Supplied material:
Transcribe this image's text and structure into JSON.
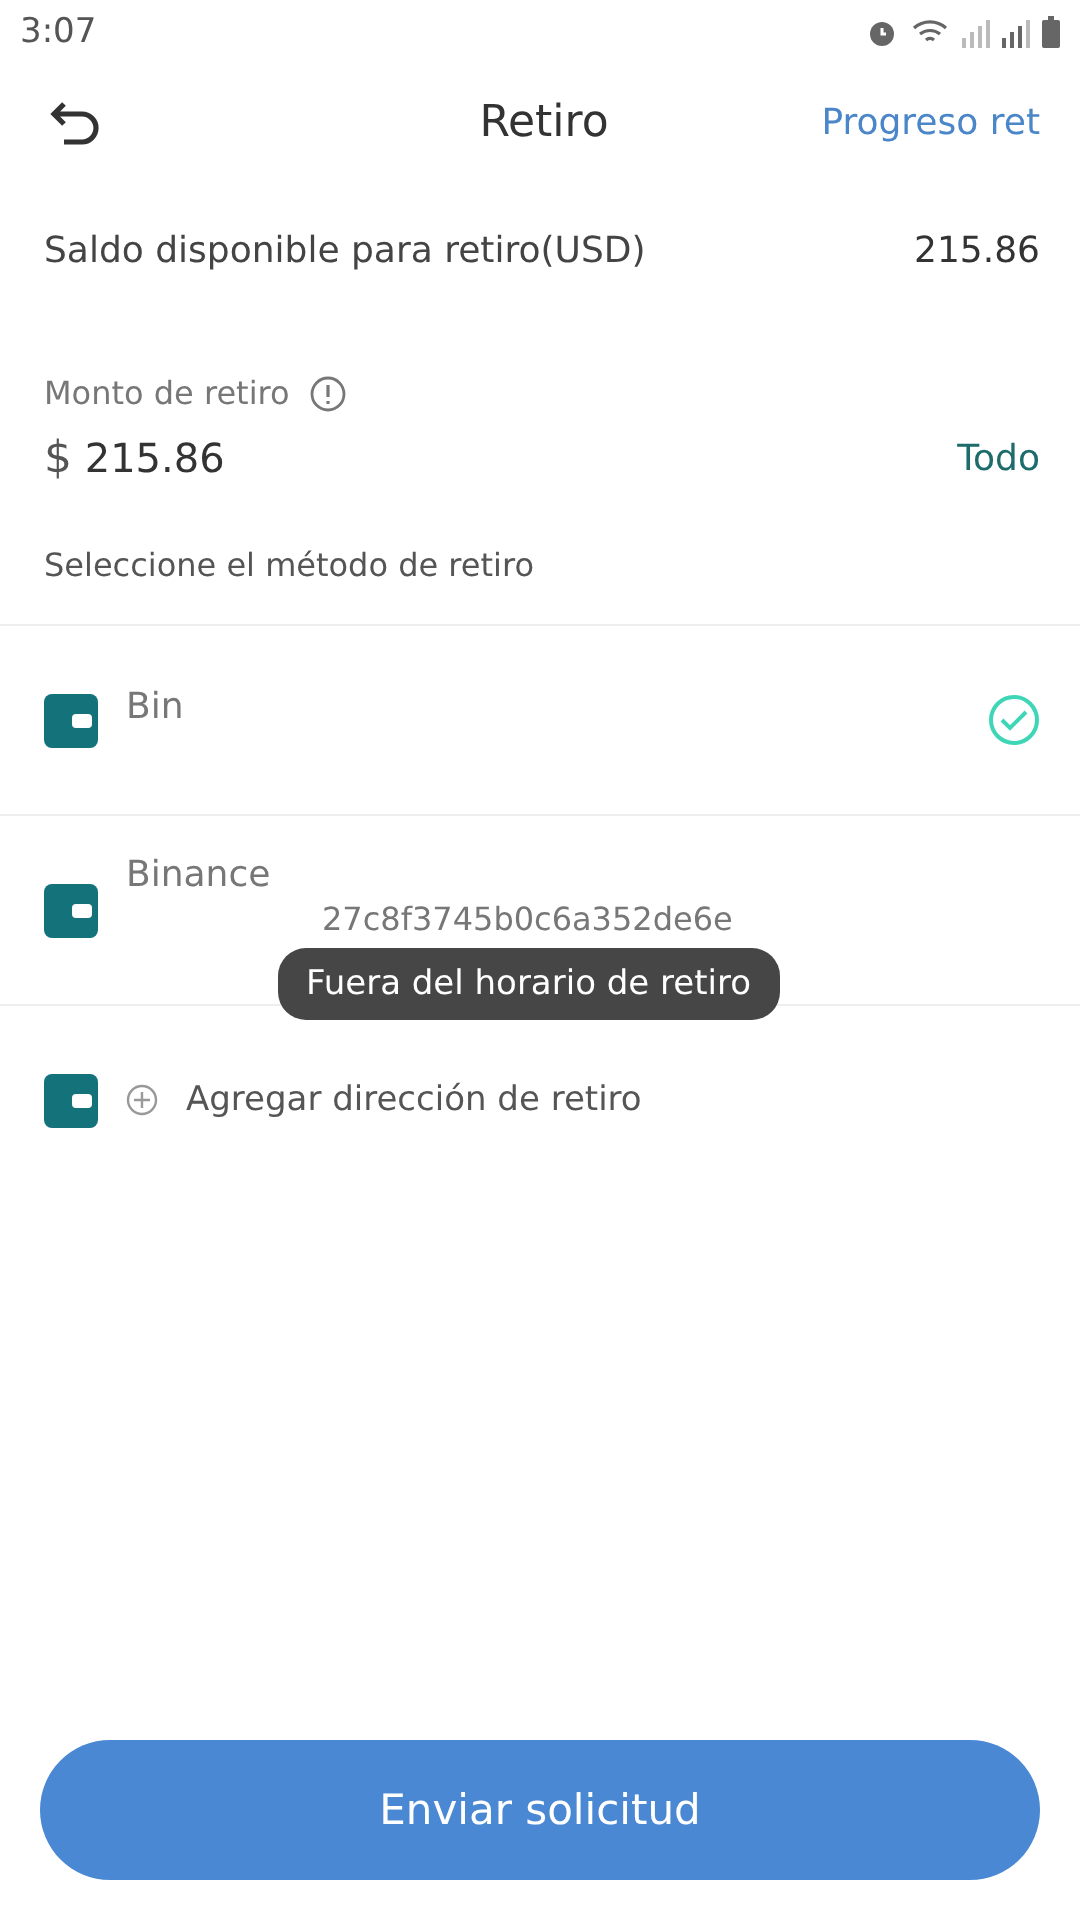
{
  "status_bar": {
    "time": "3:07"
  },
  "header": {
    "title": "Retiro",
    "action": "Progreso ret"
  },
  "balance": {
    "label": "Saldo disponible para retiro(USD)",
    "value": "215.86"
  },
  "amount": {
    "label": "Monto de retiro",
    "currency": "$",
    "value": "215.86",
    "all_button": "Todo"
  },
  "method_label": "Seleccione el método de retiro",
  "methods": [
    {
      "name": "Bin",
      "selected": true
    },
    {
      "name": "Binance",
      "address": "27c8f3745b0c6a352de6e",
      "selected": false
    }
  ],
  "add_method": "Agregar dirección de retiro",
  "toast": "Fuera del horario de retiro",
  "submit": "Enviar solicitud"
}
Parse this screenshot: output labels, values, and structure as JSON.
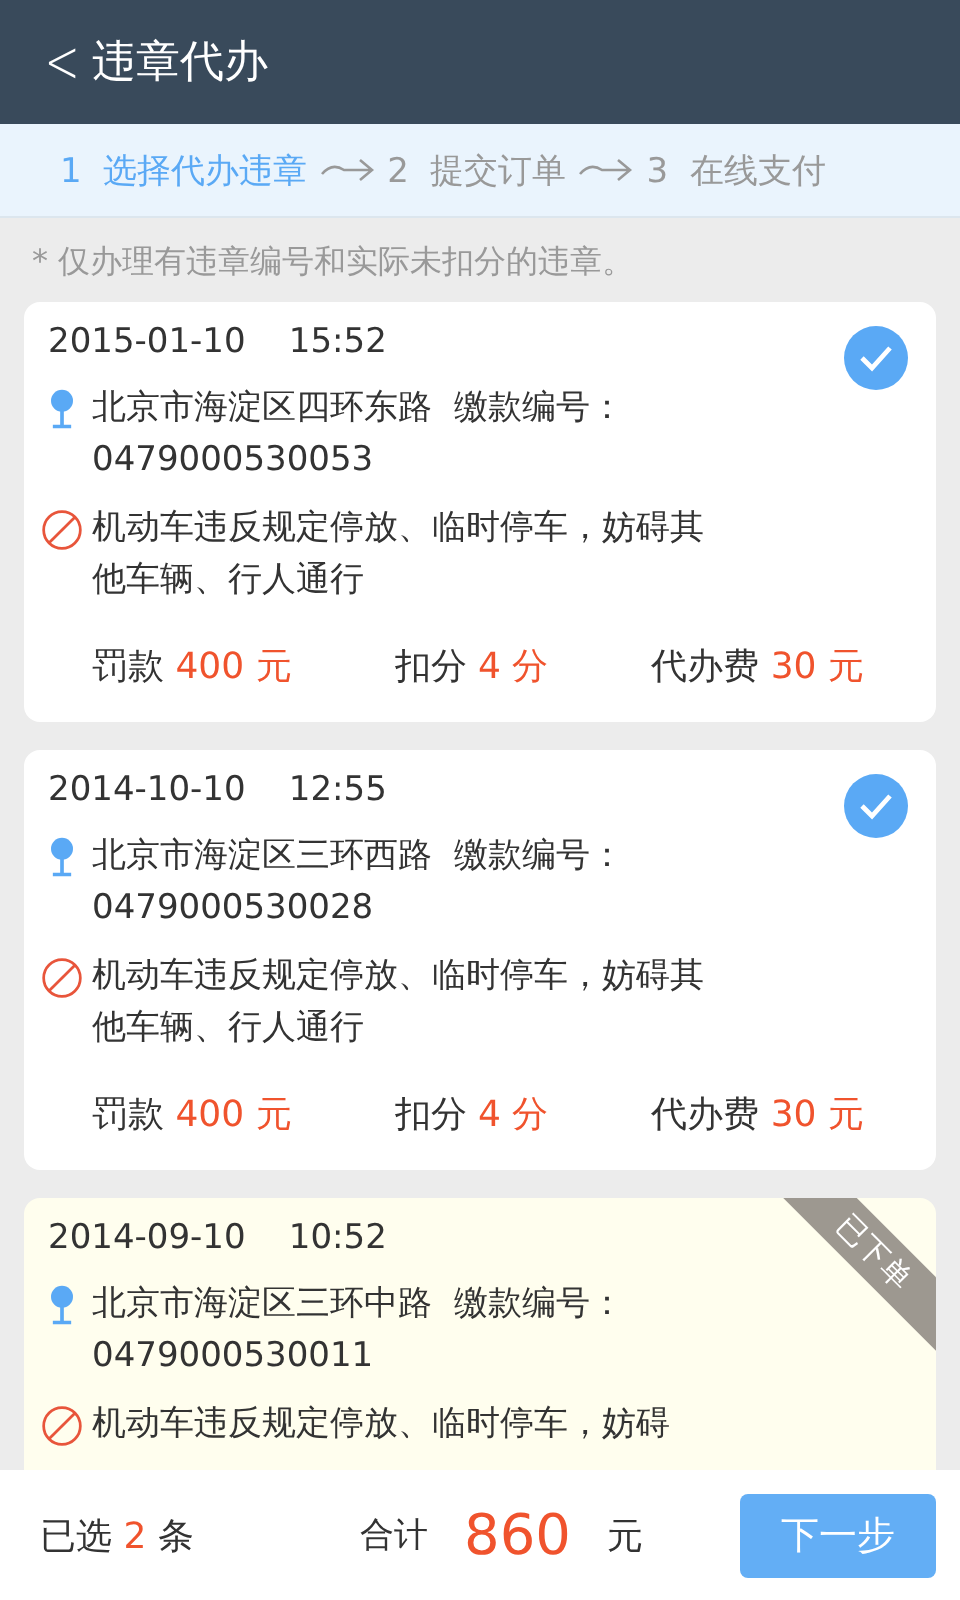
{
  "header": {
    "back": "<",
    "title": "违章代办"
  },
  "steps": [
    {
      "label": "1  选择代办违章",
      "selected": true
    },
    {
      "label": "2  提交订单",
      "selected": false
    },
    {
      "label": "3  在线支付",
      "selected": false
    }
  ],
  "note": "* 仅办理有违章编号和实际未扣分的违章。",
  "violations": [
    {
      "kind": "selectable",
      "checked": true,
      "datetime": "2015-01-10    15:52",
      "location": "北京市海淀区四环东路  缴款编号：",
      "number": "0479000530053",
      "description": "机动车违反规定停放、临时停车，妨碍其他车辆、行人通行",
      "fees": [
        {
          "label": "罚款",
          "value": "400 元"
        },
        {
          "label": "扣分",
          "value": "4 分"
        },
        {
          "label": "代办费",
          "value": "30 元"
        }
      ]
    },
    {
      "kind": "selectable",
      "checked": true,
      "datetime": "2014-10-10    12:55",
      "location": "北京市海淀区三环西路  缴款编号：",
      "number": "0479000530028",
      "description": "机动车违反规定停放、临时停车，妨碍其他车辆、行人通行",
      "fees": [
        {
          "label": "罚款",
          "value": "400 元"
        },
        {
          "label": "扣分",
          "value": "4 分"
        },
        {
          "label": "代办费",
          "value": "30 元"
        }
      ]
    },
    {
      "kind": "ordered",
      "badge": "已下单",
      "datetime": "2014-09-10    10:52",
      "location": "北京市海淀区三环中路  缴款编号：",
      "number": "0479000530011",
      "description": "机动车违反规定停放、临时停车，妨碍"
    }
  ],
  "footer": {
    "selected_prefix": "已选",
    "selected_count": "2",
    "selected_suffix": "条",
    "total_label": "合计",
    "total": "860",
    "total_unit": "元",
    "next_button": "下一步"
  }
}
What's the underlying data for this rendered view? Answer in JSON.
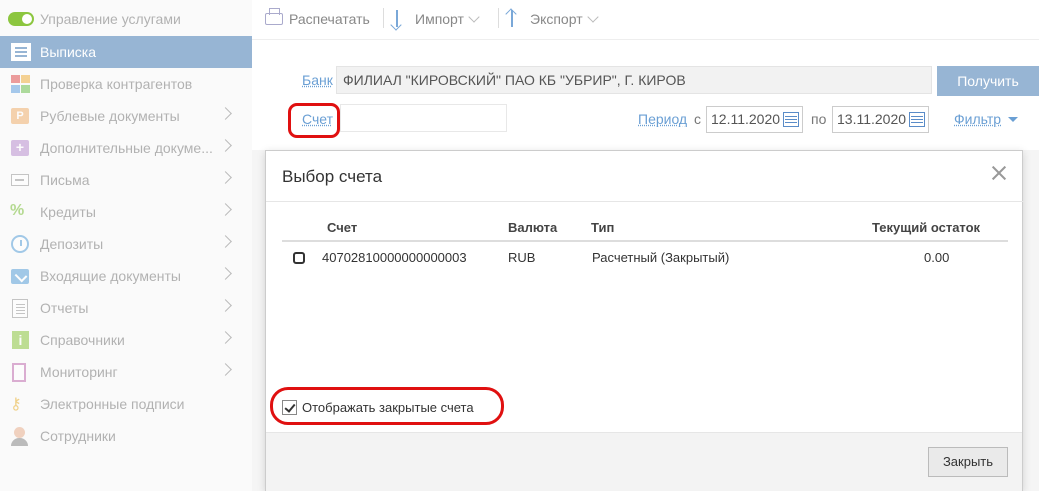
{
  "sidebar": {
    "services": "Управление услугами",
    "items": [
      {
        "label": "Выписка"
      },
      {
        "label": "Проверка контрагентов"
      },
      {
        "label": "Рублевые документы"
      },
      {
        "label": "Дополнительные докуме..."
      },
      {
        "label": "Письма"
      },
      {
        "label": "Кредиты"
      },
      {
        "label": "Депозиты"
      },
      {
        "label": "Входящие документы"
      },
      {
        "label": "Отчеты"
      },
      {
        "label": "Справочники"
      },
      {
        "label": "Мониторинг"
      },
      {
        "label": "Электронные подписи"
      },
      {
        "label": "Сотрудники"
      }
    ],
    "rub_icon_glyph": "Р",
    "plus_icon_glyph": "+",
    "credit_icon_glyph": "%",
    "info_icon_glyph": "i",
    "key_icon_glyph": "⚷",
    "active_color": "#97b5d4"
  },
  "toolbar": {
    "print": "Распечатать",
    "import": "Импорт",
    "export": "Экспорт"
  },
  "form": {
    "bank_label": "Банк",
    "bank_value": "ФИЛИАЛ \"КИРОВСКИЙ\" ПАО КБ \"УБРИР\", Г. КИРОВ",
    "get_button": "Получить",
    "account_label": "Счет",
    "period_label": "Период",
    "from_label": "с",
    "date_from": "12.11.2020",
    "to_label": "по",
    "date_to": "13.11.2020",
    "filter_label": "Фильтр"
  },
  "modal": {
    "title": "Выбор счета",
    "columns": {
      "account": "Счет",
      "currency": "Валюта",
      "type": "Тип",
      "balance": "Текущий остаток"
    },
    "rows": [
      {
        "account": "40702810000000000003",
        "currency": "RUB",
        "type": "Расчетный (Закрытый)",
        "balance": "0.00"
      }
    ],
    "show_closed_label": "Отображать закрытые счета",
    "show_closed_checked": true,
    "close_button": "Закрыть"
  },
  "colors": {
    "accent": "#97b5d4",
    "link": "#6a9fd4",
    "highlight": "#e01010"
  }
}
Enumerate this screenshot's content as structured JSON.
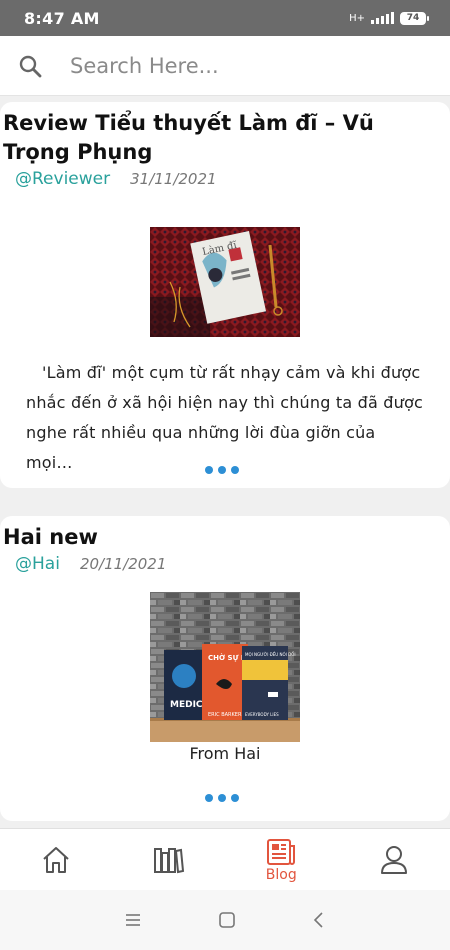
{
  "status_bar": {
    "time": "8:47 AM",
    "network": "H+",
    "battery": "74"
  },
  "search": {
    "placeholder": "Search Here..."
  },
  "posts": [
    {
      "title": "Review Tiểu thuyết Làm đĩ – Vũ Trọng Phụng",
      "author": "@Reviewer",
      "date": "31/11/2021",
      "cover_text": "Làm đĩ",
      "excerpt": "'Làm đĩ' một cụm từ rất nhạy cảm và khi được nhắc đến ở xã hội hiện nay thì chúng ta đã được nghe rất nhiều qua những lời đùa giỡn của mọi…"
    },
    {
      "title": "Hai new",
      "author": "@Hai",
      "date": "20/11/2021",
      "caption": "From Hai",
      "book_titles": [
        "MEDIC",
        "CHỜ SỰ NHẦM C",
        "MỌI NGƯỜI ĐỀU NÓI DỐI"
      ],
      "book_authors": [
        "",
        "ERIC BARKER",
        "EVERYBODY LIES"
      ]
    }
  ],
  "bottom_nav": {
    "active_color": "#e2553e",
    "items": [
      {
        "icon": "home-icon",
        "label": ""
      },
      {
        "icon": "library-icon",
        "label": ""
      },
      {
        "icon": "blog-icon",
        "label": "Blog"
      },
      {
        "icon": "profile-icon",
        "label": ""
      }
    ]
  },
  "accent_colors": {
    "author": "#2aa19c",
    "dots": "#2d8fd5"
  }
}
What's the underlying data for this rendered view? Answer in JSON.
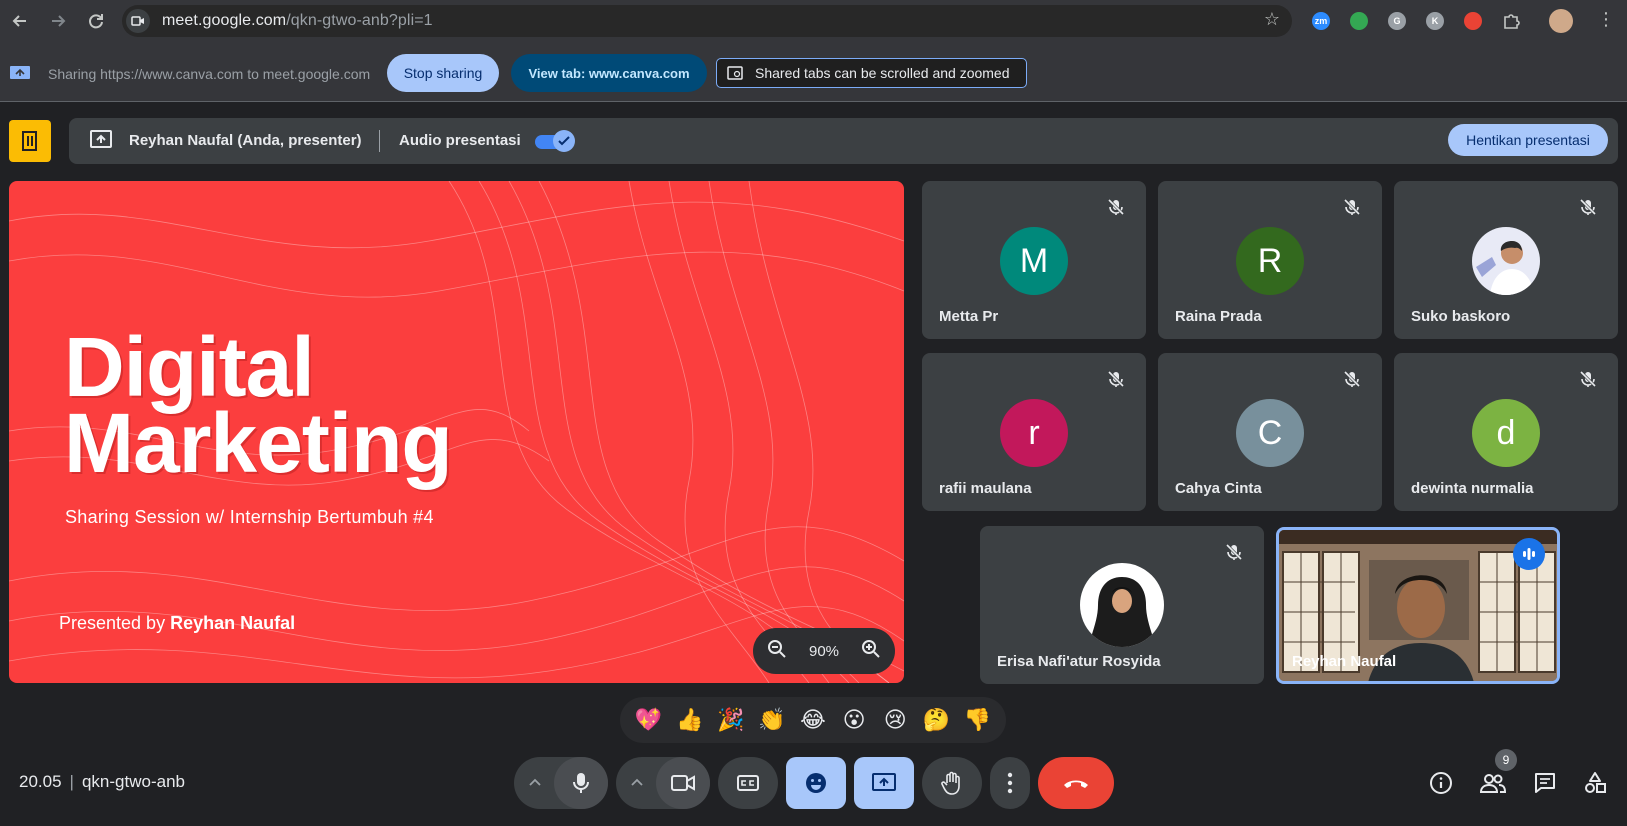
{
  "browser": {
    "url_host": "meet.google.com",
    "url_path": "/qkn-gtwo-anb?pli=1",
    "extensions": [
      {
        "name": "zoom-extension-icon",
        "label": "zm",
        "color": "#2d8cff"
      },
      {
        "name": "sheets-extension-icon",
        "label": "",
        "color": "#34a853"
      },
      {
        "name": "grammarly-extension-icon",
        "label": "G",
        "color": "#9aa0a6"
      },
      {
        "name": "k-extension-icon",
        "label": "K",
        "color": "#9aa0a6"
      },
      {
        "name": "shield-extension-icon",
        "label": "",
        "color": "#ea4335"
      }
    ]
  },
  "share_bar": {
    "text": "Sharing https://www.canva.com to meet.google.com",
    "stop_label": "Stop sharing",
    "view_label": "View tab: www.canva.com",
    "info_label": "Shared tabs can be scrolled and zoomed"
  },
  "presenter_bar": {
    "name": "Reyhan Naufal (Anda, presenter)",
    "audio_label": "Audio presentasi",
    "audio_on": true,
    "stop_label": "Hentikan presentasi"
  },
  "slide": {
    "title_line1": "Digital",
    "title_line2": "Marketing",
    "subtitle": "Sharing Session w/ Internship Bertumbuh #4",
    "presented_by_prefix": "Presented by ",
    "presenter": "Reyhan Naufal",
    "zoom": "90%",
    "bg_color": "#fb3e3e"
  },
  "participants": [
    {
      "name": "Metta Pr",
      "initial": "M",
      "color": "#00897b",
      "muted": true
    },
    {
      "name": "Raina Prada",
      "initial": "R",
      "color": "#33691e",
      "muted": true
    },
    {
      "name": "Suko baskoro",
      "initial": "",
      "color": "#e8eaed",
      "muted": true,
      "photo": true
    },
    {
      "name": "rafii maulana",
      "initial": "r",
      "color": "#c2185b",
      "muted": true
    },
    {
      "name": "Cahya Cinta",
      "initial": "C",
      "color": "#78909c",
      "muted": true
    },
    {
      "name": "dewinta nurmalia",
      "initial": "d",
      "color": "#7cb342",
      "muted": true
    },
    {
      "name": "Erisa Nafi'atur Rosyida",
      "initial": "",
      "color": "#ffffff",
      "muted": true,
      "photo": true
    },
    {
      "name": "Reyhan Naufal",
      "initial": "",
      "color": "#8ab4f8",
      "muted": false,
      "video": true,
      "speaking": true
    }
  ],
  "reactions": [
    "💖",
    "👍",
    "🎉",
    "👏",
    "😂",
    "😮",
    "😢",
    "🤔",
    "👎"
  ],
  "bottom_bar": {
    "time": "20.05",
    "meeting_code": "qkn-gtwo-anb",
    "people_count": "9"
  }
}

Requirement: Pull out each line of the records holding the string "缴款编号".

Written answer:
      "location": "北京市海淀区四环东路  缴款编号：",
      "location": "北京市海淀区三环西路  缴款编号：",
      "location": "北京市海淀区三环中路  缴款编号：",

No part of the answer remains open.